→ **Directive**: Go through the listing and copy every line word for word.

....................

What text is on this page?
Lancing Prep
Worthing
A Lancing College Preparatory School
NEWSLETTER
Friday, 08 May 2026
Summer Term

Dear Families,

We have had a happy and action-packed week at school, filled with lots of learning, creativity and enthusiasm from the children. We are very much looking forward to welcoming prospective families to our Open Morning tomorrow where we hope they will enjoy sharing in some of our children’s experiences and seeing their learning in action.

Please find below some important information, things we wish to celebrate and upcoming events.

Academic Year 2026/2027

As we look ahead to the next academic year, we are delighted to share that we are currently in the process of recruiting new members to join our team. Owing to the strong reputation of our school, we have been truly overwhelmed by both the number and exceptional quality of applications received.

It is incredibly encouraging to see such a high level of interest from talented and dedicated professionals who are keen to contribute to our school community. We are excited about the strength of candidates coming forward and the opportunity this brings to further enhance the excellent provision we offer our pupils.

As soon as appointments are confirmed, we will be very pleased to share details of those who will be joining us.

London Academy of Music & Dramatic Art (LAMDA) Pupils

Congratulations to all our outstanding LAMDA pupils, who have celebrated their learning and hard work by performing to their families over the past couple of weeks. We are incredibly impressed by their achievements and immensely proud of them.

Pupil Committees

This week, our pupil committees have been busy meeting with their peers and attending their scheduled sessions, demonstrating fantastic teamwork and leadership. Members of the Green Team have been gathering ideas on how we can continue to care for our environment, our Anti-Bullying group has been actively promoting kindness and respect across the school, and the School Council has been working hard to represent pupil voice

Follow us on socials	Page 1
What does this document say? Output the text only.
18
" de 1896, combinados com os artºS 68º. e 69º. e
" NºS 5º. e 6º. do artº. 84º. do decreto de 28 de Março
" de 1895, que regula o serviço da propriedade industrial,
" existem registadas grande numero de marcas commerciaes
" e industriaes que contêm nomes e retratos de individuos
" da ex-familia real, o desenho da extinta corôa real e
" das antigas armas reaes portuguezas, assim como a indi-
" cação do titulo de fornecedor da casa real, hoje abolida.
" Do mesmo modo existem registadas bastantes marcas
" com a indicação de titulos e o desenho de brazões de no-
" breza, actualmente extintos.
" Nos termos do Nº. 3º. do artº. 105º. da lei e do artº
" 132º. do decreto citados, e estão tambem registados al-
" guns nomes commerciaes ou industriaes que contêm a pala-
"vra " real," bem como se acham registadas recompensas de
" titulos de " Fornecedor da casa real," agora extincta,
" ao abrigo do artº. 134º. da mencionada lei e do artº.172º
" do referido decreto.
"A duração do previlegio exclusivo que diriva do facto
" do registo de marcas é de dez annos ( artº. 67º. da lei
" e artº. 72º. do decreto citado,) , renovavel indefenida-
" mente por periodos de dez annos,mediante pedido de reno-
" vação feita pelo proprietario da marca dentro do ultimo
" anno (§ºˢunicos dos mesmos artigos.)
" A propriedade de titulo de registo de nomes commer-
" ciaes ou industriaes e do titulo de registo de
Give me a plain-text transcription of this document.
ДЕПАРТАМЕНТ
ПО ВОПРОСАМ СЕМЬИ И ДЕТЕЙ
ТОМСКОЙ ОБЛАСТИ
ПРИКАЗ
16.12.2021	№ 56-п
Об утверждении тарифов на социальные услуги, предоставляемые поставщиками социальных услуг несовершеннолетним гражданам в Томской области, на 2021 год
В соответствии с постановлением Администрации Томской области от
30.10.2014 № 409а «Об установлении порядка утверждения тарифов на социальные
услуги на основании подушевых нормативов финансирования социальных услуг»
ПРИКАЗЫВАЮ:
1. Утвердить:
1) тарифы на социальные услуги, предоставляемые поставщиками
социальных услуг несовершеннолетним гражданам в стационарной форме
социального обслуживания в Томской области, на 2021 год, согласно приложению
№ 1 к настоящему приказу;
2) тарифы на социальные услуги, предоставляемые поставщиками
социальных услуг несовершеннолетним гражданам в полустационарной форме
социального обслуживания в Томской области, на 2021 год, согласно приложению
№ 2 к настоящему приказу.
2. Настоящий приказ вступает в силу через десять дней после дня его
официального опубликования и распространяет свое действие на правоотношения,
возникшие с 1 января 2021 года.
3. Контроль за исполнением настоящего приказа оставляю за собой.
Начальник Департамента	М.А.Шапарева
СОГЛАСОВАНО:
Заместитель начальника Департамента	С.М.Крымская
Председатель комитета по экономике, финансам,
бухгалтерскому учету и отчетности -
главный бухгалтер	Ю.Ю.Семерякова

....................

→ **Task output**:
What text is on this page?
Lancing Prep
Worthing
A Lancing College Preparatory School
NEWSLETTER
Friday, 08 May 2026
Summer Term

Dear Families,

We have had a happy and action-packed week at school, filled with lots of learning, creativity and enthusiasm from the children. We are very much looking forward to welcoming prospective families to our Open Morning tomorrow where we hope they will enjoy sharing in some of our children’s experiences and seeing their learning in action.

Please find below some important information, things we wish to celebrate and upcoming events.

Academic Year 2026/2027

As we look ahead to the next academic year, we are delighted to share that we are currently in the process of recruiting new members to join our team. Owing to the strong reputation of our school, we have been truly overwhelmed by both the number and exceptional quality of applications received.

It is incredibly encouraging to see such a high level of interest from talented and dedicated professionals who are keen to contribute to our school community. We are excited about the strength of candidates coming forward and the opportunity this brings to further enhance the excellent provision we offer our pupils.

As soon as appointments are confirmed, we will be very pleased to share details of those who will be joining us.

London Academy of Music & Dramatic Art (LAMDA) Pupils

Congratulations to all our outstanding LAMDA pupils, who have celebrated their learning and hard work by performing to their families over the past couple of weeks. We are incredibly impressed by their achievements and immensely proud of them.

Pupil Committees

This week, our pupil committees have been busy meeting with their peers and attending their scheduled sessions, demonstrating fantastic teamwork and leadership. Members of the Green Team have been gathering ideas on how we can continue to care for our environment, our Anti-Bullying group has been actively promoting kindness and respect across the school, and the School Council has been working hard to represent pupil voice

Follow us on socials	Page 1
What does this document say? Output the text only.
18
" de 1896, combinados com os artºS 68º. e 69º. e
" NºS 5º. e 6º. do artº. 84º. do decreto de 28 de Março
" de 1895, que regula o serviço da propriedade industrial,
" existem registadas grande numero de marcas commerciaes
" e industriaes que contêm nomes e retratos de individuos
" da ex-familia real, o desenho da extinta corôa real e
" das antigas armas reaes portuguezas, assim como a indi-
" cação do titulo de fornecedor da casa real, hoje abolida.
" Do mesmo modo existem registadas bastantes marcas
" com a indicação de titulos e o desenho de brazões de no-
" breza, actualmente extintos.
" Nos termos do Nº. 3º. do artº. 105º. da lei e do artº
" 132º. do decreto citados, e estão tambem registados al-
" guns nomes commerciaes ou industriaes que contêm a pala-
"vra " real," bem como se acham registadas recompensas de
" titulos de " Fornecedor da casa real," agora extincta,
" ao abrigo do artº. 134º. da mencionada lei e do artº.172º
" do referido decreto.
"A duração do previlegio exclusivo que diriva do facto
" do registo de marcas é de dez annos ( artº. 67º. da lei
" e artº. 72º. do decreto citado,) , renovavel indefenida-
" mente por periodos de dez annos,mediante pedido de reno-
" vação feita pelo proprietario da marca dentro do ultimo
" anno (§ºˢunicos dos mesmos artigos.)
" A propriedade de titulo de registo de nomes commer-
" ciaes ou industriaes e do titulo de registo de
Give me a plain-text transcription of this document.
ДЕПАРТАМЕНТ
ПО ВОПРОСАМ СЕМЬИ И ДЕТЕЙ
ТОМСКОЙ ОБЛАСТИ
ПРИКАЗ
16.12.2021	№ 56-п
Об утверждении тарифов на социальные услуги, предоставляемые поставщиками социальных услуг несовершеннолетним гражданам в Томской области, на 2021 год
В соответствии с постановлением Администрации Томской области от
30.10.2014 № 409а «Об установлении порядка утверждения тарифов на социальные
услуги на основании подушевых нормативов финансирования социальных услуг»
ПРИКАЗЫВАЮ:
1. Утвердить:
1) тарифы на социальные услуги, предоставляемые поставщиками
социальных услуг несовершеннолетним гражданам в стационарной форме
социального обслуживания в Томской области, на 2021 год, согласно приложению
№ 1 к настоящему приказу;
2) тарифы на социальные услуги, предоставляемые поставщиками
социальных услуг несовершеннолетним гражданам в полустационарной форме
социального обслуживания в Томской области, на 2021 год, согласно приложению
№ 2 к настоящему приказу.
2. Настоящий приказ вступает в силу через десять дней после дня его
официального опубликования и распространяет свое действие на правоотношения,
возникшие с 1 января 2021 года.
3. Контроль за исполнением настоящего приказа оставляю за собой.
Начальник Департамента	М.А.Шапарева
СОГЛАСОВАНО:
Заместитель начальника Департамента	С.М.Крымская
Председатель комитета по экономике, финансам,
бухгалтерскому учету и отчетности -
главный бухгалтер	Ю.Ю.Семерякова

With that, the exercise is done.